Records
§
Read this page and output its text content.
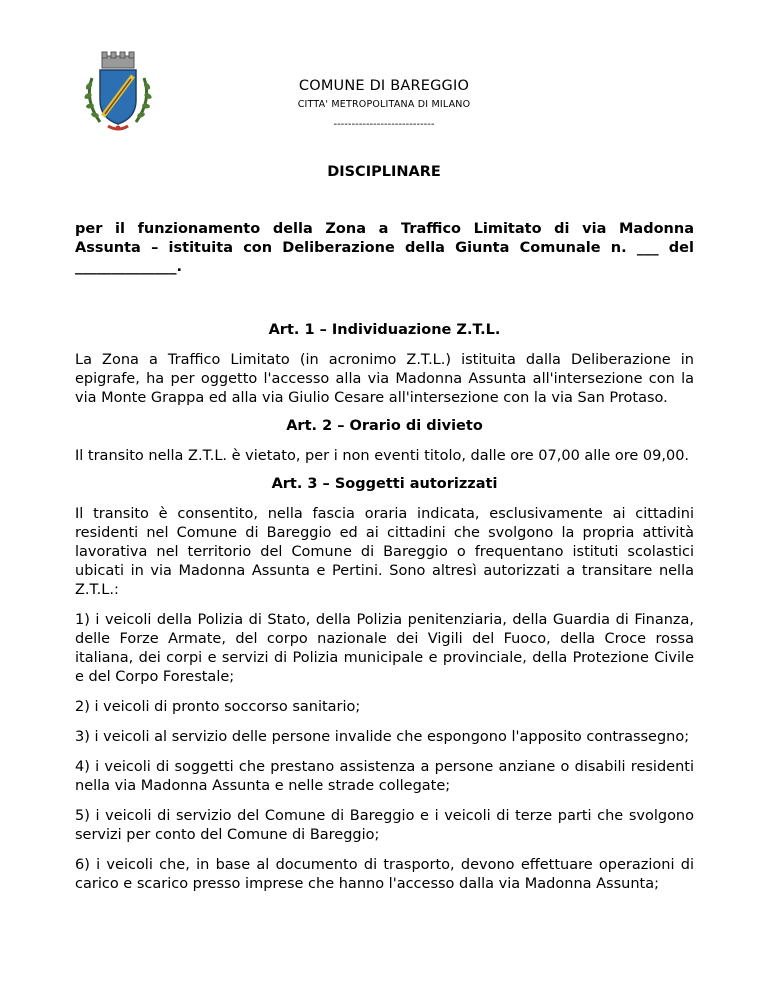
COMUNE DI BAREGGIO
CITTA' METROPOLITANA DI MILANO
----------------------------
DISCIPLINARE

per il funzionamento della Zona a Traffico Limitato di via Madonna

Assunta – istituita con Deliberazione della Giunta Comunale n. ___ del

______________.

Art. 1 – Individuazione Z.T.L.

La Zona a Traffico Limitato (in acronimo Z.T.L.) istituita dalla Deliberazione in epigrafe, ha per oggetto l'accesso alla via Madonna Assunta all'intersezione con la via Monte Grappa ed alla via Giulio Cesare all'intersezione con la via San Protaso.

Art. 2 – Orario di divieto

Il transito nella Z.T.L. è vietato, per i non eventi titolo, dalle ore 07,00 alle ore 09,00.

Art. 3 – Soggetti autorizzati

Il transito è consentito, nella fascia oraria indicata, esclusivamente ai cittadini residenti nel Comune di Bareggio ed ai cittadini che svolgono la propria attività lavorativa nel territorio del Comune di Bareggio o frequentano istituti scolastici ubicati in via Madonna Assunta e Pertini. Sono altresì autorizzati a transitare nella Z.T.L.:

1) i veicoli della Polizia di Stato, della Polizia penitenziaria, della Guardia di Finanza, delle Forze Armate, del corpo nazionale dei Vigili del Fuoco, della Croce rossa italiana, dei corpi e servizi di Polizia municipale e provinciale, della Protezione Civile e del Corpo Forestale;

2) i veicoli di pronto soccorso sanitario;

3) i veicoli al servizio delle persone invalide che espongono l'apposito contrassegno;

4) i veicoli di soggetti che prestano assistenza a persone anziane o disabili residenti nella via Madonna Assunta e nelle strade collegate;

5) i veicoli di servizio del Comune di Bareggio e i veicoli di terze parti che svolgono servizi per conto del Comune di Bareggio;

6) i veicoli che, in base al documento di trasporto, devono effettuare operazioni di carico e scarico presso imprese che hanno l'accesso dalla via Madonna Assunta;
§
▶ Stated goal: Restate each line of the records exactly; pictures do not belong in the copy.

▶ Result below:
Read this page and output its text content.
COMUNE DI BAREGGIO
CITTA' METROPOLITANA DI MILANO
----------------------------
DISCIPLINARE

per il funzionamento della Zona a Traffico Limitato di via Madonna

Assunta – istituita con Deliberazione della Giunta Comunale n. ___ del

______________.

Art. 1 – Individuazione Z.T.L.

La Zona a Traffico Limitato (in acronimo Z.T.L.) istituita dalla Deliberazione in epigrafe, ha per oggetto l'accesso alla via Madonna Assunta all'intersezione con la via Monte Grappa ed alla via Giulio Cesare all'intersezione con la via San Protaso.

Art. 2 – Orario di divieto

Il transito nella Z.T.L. è vietato, per i non eventi titolo, dalle ore 07,00 alle ore 09,00.

Art. 3 – Soggetti autorizzati

Il transito è consentito, nella fascia oraria indicata, esclusivamente ai cittadini residenti nel Comune di Bareggio ed ai cittadini che svolgono la propria attività lavorativa nel territorio del Comune di Bareggio o frequentano istituti scolastici ubicati in via Madonna Assunta e Pertini. Sono altresì autorizzati a transitare nella Z.T.L.:

1) i veicoli della Polizia di Stato, della Polizia penitenziaria, della Guardia di Finanza, delle Forze Armate, del corpo nazionale dei Vigili del Fuoco, della Croce rossa italiana, dei corpi e servizi di Polizia municipale e provinciale, della Protezione Civile e del Corpo Forestale;

2) i veicoli di pronto soccorso sanitario;

3) i veicoli al servizio delle persone invalide che espongono l'apposito contrassegno;

4) i veicoli di soggetti che prestano assistenza a persone anziane o disabili residenti nella via Madonna Assunta e nelle strade collegate;

5) i veicoli di servizio del Comune di Bareggio e i veicoli di terze parti che svolgono servizi per conto del Comune di Bareggio;

6) i veicoli che, in base al documento di trasporto, devono effettuare operazioni di carico e scarico presso imprese che hanno l'accesso dalla via Madonna Assunta;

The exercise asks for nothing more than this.